begin

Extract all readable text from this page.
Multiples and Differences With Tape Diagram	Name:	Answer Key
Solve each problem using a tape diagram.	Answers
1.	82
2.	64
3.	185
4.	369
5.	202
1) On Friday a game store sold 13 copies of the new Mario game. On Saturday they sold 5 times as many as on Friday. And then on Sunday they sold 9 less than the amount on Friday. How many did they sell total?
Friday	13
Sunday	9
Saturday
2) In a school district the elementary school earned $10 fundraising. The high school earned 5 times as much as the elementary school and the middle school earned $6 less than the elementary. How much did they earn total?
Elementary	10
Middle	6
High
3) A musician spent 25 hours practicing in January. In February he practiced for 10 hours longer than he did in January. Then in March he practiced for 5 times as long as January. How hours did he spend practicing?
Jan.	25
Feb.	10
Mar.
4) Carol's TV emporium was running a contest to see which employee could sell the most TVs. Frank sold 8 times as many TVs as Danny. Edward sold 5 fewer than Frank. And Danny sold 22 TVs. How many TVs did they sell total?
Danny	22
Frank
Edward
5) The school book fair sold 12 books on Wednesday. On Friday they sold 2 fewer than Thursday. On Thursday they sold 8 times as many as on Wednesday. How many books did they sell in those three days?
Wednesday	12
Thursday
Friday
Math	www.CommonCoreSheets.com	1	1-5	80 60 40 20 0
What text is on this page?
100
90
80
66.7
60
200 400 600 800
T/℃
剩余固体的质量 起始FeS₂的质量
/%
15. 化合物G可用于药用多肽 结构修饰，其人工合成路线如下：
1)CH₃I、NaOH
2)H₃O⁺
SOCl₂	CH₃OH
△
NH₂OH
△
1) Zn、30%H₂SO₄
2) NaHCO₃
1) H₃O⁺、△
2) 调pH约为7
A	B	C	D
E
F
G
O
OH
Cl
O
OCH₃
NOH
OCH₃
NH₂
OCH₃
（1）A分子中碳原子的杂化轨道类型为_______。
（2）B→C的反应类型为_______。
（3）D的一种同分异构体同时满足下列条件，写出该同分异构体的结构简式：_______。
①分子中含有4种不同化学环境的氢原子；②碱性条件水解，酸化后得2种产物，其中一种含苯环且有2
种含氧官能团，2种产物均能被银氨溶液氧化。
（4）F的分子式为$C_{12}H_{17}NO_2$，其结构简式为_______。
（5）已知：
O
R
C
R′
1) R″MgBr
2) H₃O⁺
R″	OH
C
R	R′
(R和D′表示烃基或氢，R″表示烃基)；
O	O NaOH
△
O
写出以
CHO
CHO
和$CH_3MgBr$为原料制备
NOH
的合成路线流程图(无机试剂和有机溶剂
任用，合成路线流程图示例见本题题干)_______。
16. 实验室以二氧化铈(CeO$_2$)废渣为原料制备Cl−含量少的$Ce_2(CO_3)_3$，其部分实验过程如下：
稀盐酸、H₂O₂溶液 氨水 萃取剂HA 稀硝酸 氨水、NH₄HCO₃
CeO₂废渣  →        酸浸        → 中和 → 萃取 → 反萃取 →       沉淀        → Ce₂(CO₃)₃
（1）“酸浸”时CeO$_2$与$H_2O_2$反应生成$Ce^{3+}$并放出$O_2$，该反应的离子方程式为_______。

end

Return every line of the material exactly.

Extract all readable text from this page.
Multiples and Differences With Tape Diagram	Name:	Answer Key
Solve each problem using a tape diagram.	Answers
1.	82
2.	64
3.	185
4.	369
5.	202
1) On Friday a game store sold 13 copies of the new Mario game. On Saturday they sold 5 times as many as on Friday. And then on Sunday they sold 9 less than the amount on Friday. How many did they sell total?
Friday	13
Sunday	9
Saturday
2) In a school district the elementary school earned $10 fundraising. The high school earned 5 times as much as the elementary school and the middle school earned $6 less than the elementary. How much did they earn total?
Elementary	10
Middle	6
High
3) A musician spent 25 hours practicing in January. In February he practiced for 10 hours longer than he did in January. Then in March he practiced for 5 times as long as January. How hours did he spend practicing?
Jan.	25
Feb.	10
Mar.
4) Carol's TV emporium was running a contest to see which employee could sell the most TVs. Frank sold 8 times as many TVs as Danny. Edward sold 5 fewer than Frank. And Danny sold 22 TVs. How many TVs did they sell total?
Danny	22
Frank
Edward
5) The school book fair sold 12 books on Wednesday. On Friday they sold 2 fewer than Thursday. On Thursday they sold 8 times as many as on Wednesday. How many books did they sell in those three days?
Wednesday	12
Thursday
Friday
Math	www.CommonCoreSheets.com	1	1-5	80 60 40 20 0
What text is on this page?
100
90
80
66.7
60
200 400 600 800
T/℃
剩余固体的质量 起始FeS₂的质量
/%
15. 化合物G可用于药用多肽 结构修饰，其人工合成路线如下：
1)CH₃I、NaOH
2)H₃O⁺
SOCl₂	CH₃OH
△
NH₂OH
△
1) Zn、30%H₂SO₄
2) NaHCO₃
1) H₃O⁺、△
2) 调pH约为7
A	B	C	D
E
F
G
O
OH
Cl
O
OCH₃
NOH
OCH₃
NH₂
OCH₃
（1）A分子中碳原子的杂化轨道类型为_______。
（2）B→C的反应类型为_______。
（3）D的一种同分异构体同时满足下列条件，写出该同分异构体的结构简式：_______。
①分子中含有4种不同化学环境的氢原子；②碱性条件水解，酸化后得2种产物，其中一种含苯环且有2
种含氧官能团，2种产物均能被银氨溶液氧化。
（4）F的分子式为$C_{12}H_{17}NO_2$，其结构简式为_______。
（5）已知：
O
R
C
R′
1) R″MgBr
2) H₃O⁺
R″	OH
C
R	R′
(R和D′表示烃基或氢，R″表示烃基)；
O	O NaOH
△
O
写出以
CHO
CHO
和$CH_3MgBr$为原料制备
NOH
的合成路线流程图(无机试剂和有机溶剂
任用，合成路线流程图示例见本题题干)_______。
16. 实验室以二氧化铈(CeO$_2$)废渣为原料制备Cl−含量少的$Ce_2(CO_3)_3$，其部分实验过程如下：
稀盐酸、H₂O₂溶液 氨水 萃取剂HA 稀硝酸 氨水、NH₄HCO₃
CeO₂废渣  →        酸浸        → 中和 → 萃取 → 反萃取 →       沉淀        → Ce₂(CO₃)₃
（1）“酸浸”时CeO$_2$与$H_2O_2$反应生成$Ce^{3+}$并放出$O_2$，该反应的离子方程式为_______。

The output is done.